Word for word, set down the records and skip each picture.
● ● ● ● ● ● ●
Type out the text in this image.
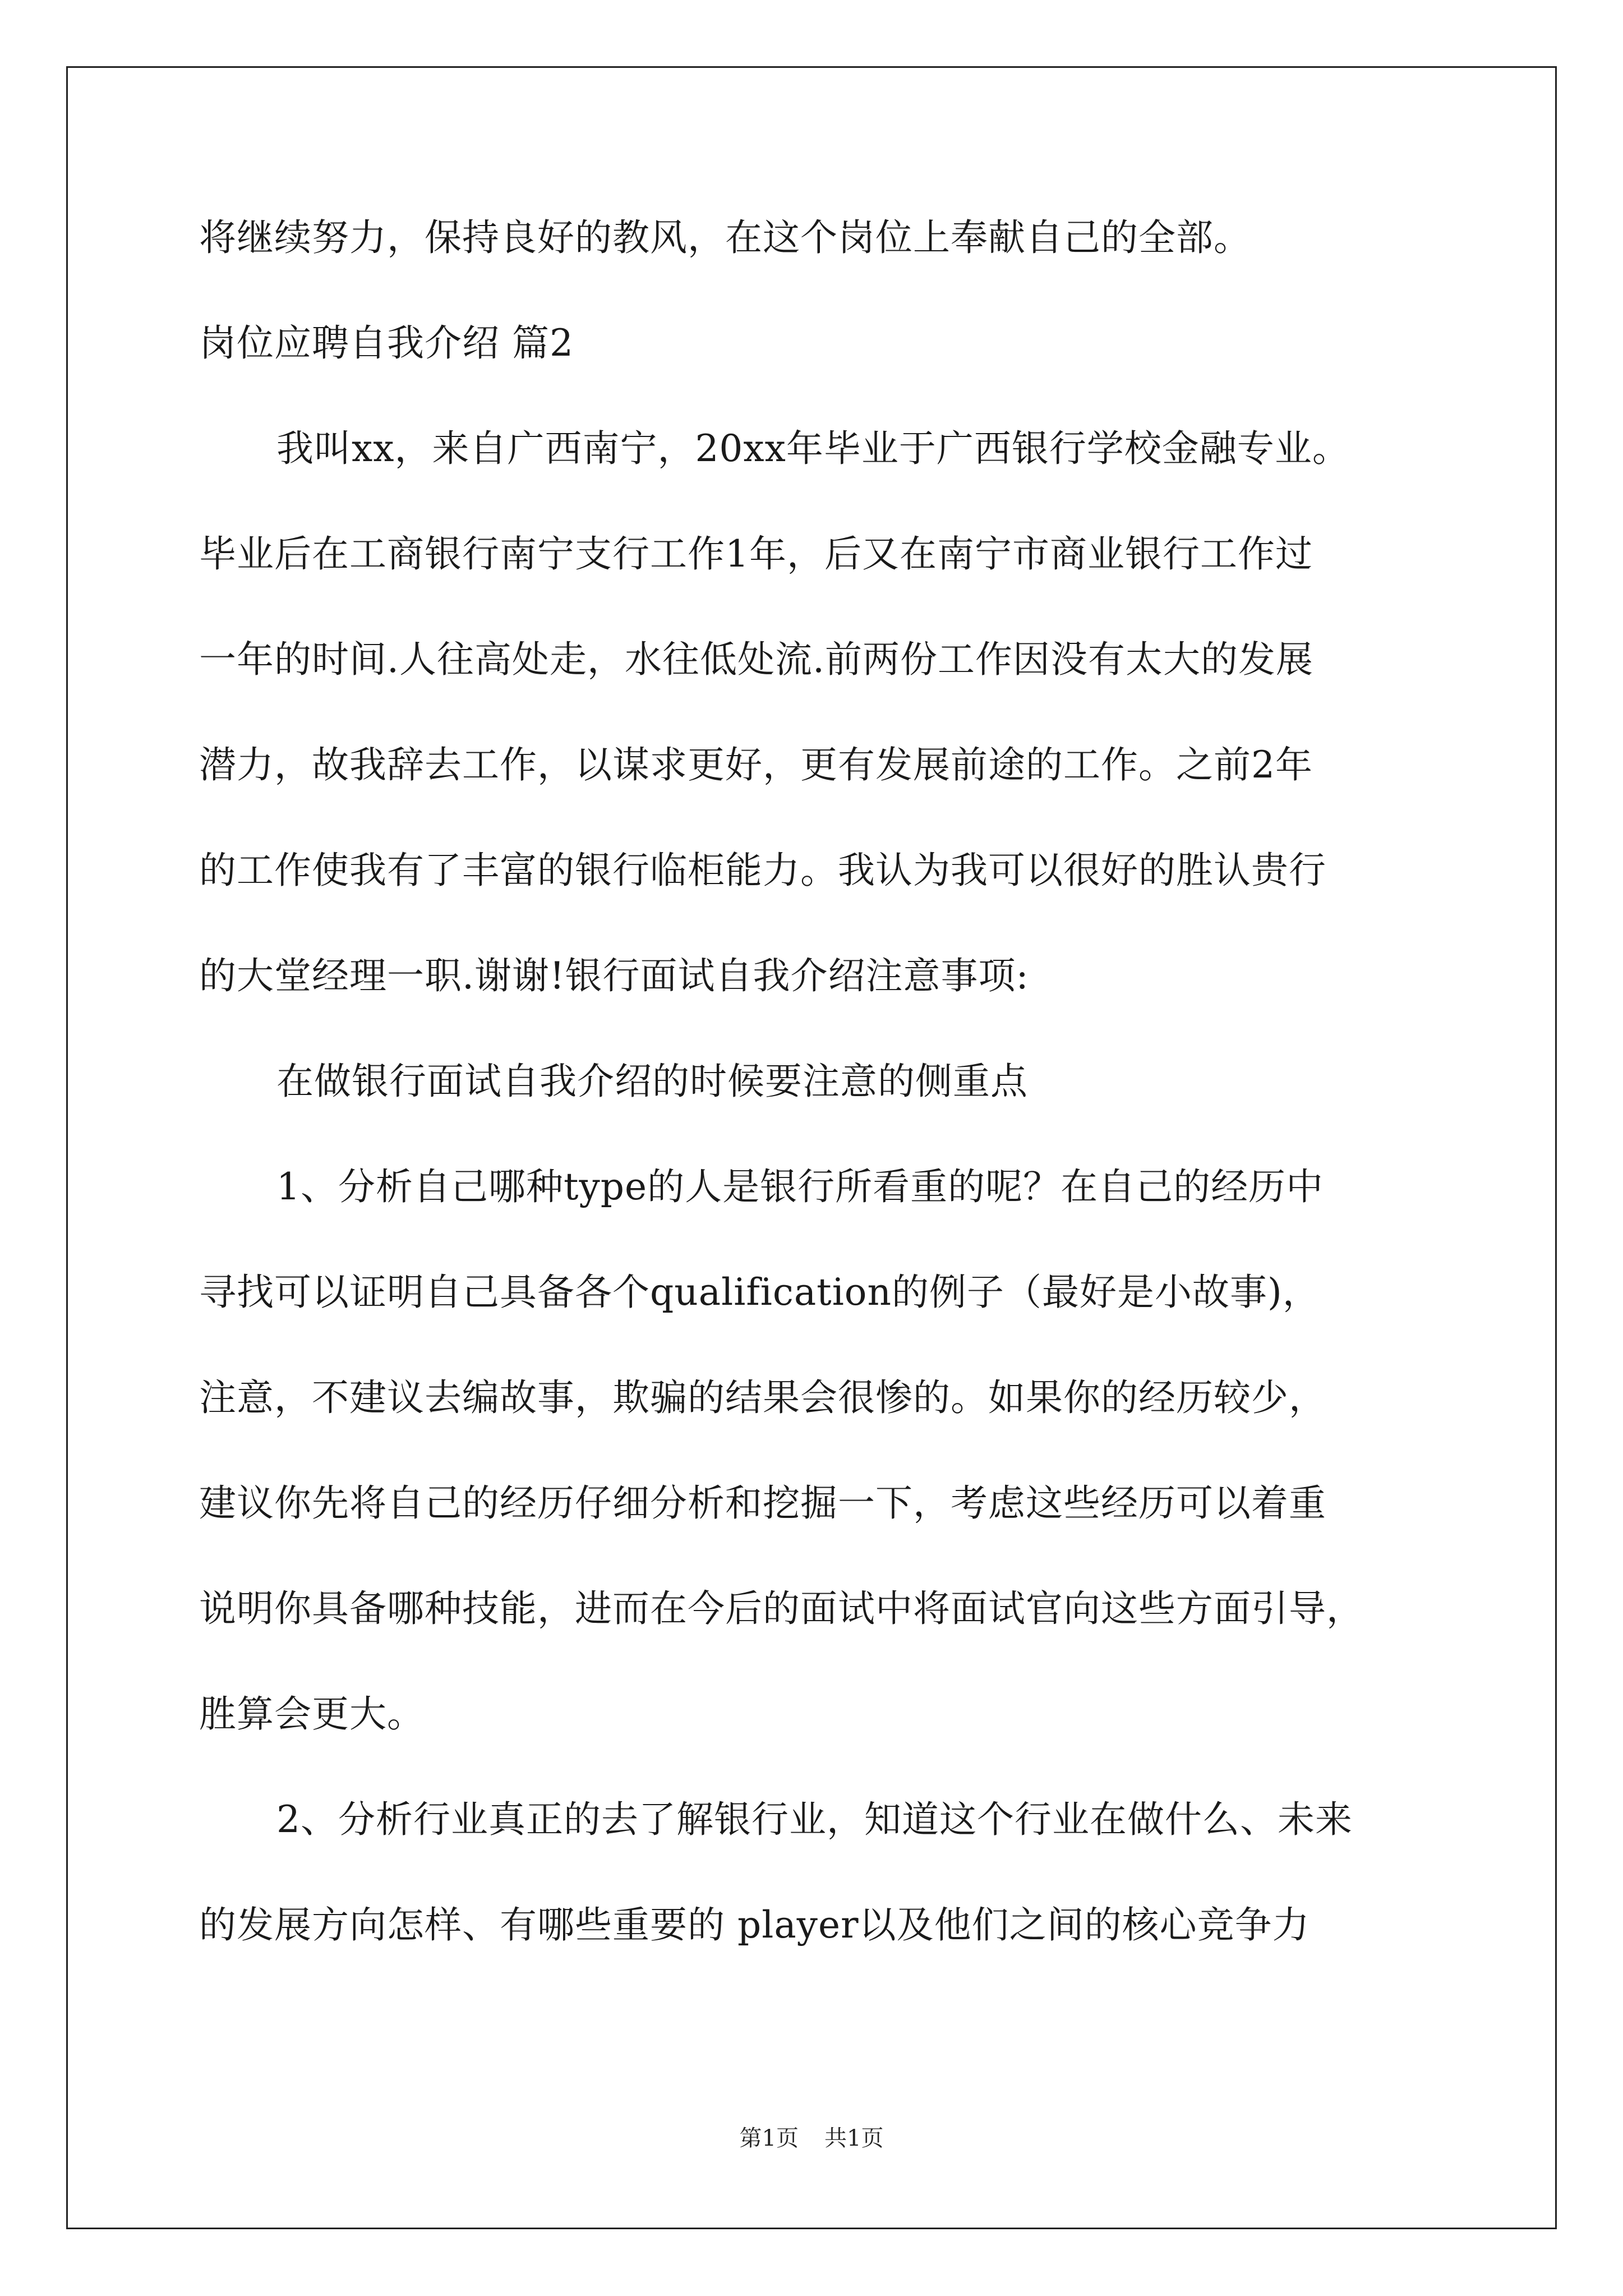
将继续努力，保持良好的教风，在这个岗位上奉献自己的全部。
岗位应聘自我介绍 篇2
我叫xx，来自广西南宁，20xx年毕业于广西银行学校金融专业。
毕业后在工商银行南宁支行工作1年，后又在南宁市商业银行工作过
一年的时间.人往高处走，水往低处流.前两份工作因没有太大的发展
潜力，故我辞去工作，以谋求更好，更有发展前途的工作。之前2年
的工作使我有了丰富的银行临柜能力。我认为我可以很好的胜认贵行
的大堂经理一职.谢谢!银行面试自我介绍注意事项:
在做银行面试自我介绍的时候要注意的侧重点
1、分析自己哪种type的人是银行所看重的呢？在自己的经历中
寻找可以证明自己具备各个qualification的例子（最好是小故事)，
注意，不建议去编故事，欺骗的结果会很惨的。如果你的经历较少，
建议你先将自己的经历仔细分析和挖掘一下，考虑这些经历可以着重
说明你具备哪种技能，进而在今后的面试中将面试官向这些方面引导，
胜算会更大。
2、分析行业真正的去了解银行业，知道这个行业在做什么、未来
的发展方向怎样、有哪些重要的 player以及他们之间的核心竞争力
第1页 共1页
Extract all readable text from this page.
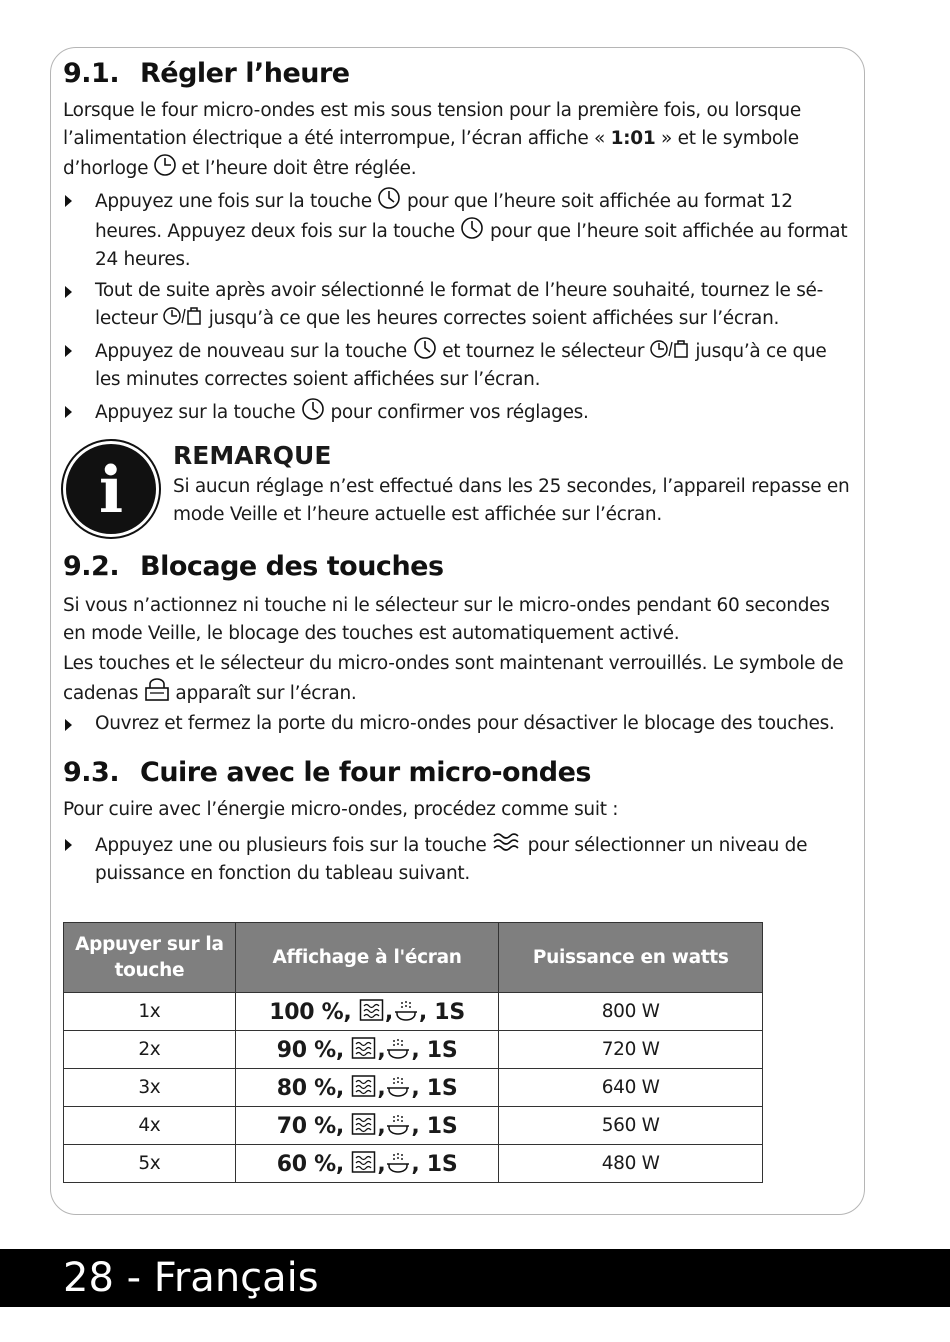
9.1. Régler l’heure

Lorsque le four micro-ondes est mis sous tension pour la première fois, ou lorsque l’alimentation électrique a été interrompue, l’écran affiche « 1:01 » et le symbole d’horloge  et l’heure doit être réglée.

Appuyez une fois sur la touche  pour que l’heure soit affichée au format 12 heures. Appuyez deux fois sur la touche  pour que l’heure soit affichée au format 24 heures.
Tout de suite après avoir sélectionné le format de l’heure souhaité, tournez le sélecteur  jusqu’à ce que les heures correctes soient affichées sur l’écran.
Appuyez de nouveau sur la touche  et tournez le sélecteur  jusqu’à ce que les minutes correctes soient affichées sur l’écran.
Appuyez sur la touche  pour confirmer vos réglages.
i	REMARQUE
Si aucun réglage n’est effectué dans les 25 secondes, l’appareil repasse en mode Veille et l’heure actuelle est affichée sur l’écran.
9.2. Blocage des touches

Si vous n’actionnez ni touche ni le sélecteur sur le micro-ondes pendant 60 secondes en mode Veille, le blocage des touches est automatiquement activé.

Les touches et le sélecteur du micro-ondes sont maintenant verrouillés. Le symbole de cadenas  apparaît sur l’écran.

Ouvrez et fermez la porte du micro-ondes pour désactiver le blocage des touches.
9.3. Cuire avec le four micro-ondes

Pour cuire avec l’énergie micro-ondes, procédez comme suit :

Appuyez une ou plusieurs fois sur la touche  pour sélectionner un niveau de puissance en fonction du tableau suivant.
Appuyer sur la touche	Affichage à l'écran	Puissance en watts
1x	100 %, , , 1S	800 W
2x	90 %, , , 1S	720 W
3x	80 %, , , 1S	640 W
4x	70 %, , , 1S	560 W
5x	60 %, , , 1S	480 W
28 - Français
● ● ● ● ● ● ●
Task result.
Type out the text in this image.
将继续努力，保持良好的教风，在这个岗位上奉献自己的全部。
岗位应聘自我介绍 篇2
我叫xx，来自广西南宁，20xx年毕业于广西银行学校金融专业。
毕业后在工商银行南宁支行工作1年，后又在南宁市商业银行工作过
一年的时间.人往高处走，水往低处流.前两份工作因没有太大的发展
潜力，故我辞去工作，以谋求更好，更有发展前途的工作。之前2年
的工作使我有了丰富的银行临柜能力。我认为我可以很好的胜认贵行
的大堂经理一职.谢谢!银行面试自我介绍注意事项:
在做银行面试自我介绍的时候要注意的侧重点
1、分析自己哪种type的人是银行所看重的呢？在自己的经历中
寻找可以证明自己具备各个qualification的例子（最好是小故事)，
注意，不建议去编故事，欺骗的结果会很惨的。如果你的经历较少，
建议你先将自己的经历仔细分析和挖掘一下，考虑这些经历可以着重
说明你具备哪种技能，进而在今后的面试中将面试官向这些方面引导，
胜算会更大。
2、分析行业真正的去了解银行业，知道这个行业在做什么、未来
的发展方向怎样、有哪些重要的 player以及他们之间的核心竞争力
第1页 共1页
Extract all readable text from this page.
9.1. Régler l’heure

Lorsque le four micro-ondes est mis sous tension pour la première fois, ou lorsque l’alimentation électrique a été interrompue, l’écran affiche « 1:01 » et le symbole d’horloge  et l’heure doit être réglée.

Appuyez une fois sur la touche  pour que l’heure soit affichée au format 12 heures. Appuyez deux fois sur la touche  pour que l’heure soit affichée au format 24 heures.
Tout de suite après avoir sélectionné le format de l’heure souhaité, tournez le sélecteur  jusqu’à ce que les heures correctes soient affichées sur l’écran.
Appuyez de nouveau sur la touche  et tournez le sélecteur  jusqu’à ce que les minutes correctes soient affichées sur l’écran.
Appuyez sur la touche  pour confirmer vos réglages.
i	REMARQUE
Si aucun réglage n’est effectué dans les 25 secondes, l’appareil repasse en mode Veille et l’heure actuelle est affichée sur l’écran.
9.2. Blocage des touches

Si vous n’actionnez ni touche ni le sélecteur sur le micro-ondes pendant 60 secondes en mode Veille, le blocage des touches est automatiquement activé.

Les touches et le sélecteur du micro-ondes sont maintenant verrouillés. Le symbole de cadenas  apparaît sur l’écran.

Ouvrez et fermez la porte du micro-ondes pour désactiver le blocage des touches.
9.3. Cuire avec le four micro-ondes

Pour cuire avec l’énergie micro-ondes, procédez comme suit :

Appuyez une ou plusieurs fois sur la touche  pour sélectionner un niveau de puissance en fonction du tableau suivant.
Appuyer sur la touche	Affichage à l'écran	Puissance en watts
1x	100 %, , , 1S	800 W
2x	90 %, , , 1S	720 W
3x	80 %, , , 1S	640 W
4x	70 %, , , 1S	560 W
5x	60 %, , , 1S	480 W
28 - Français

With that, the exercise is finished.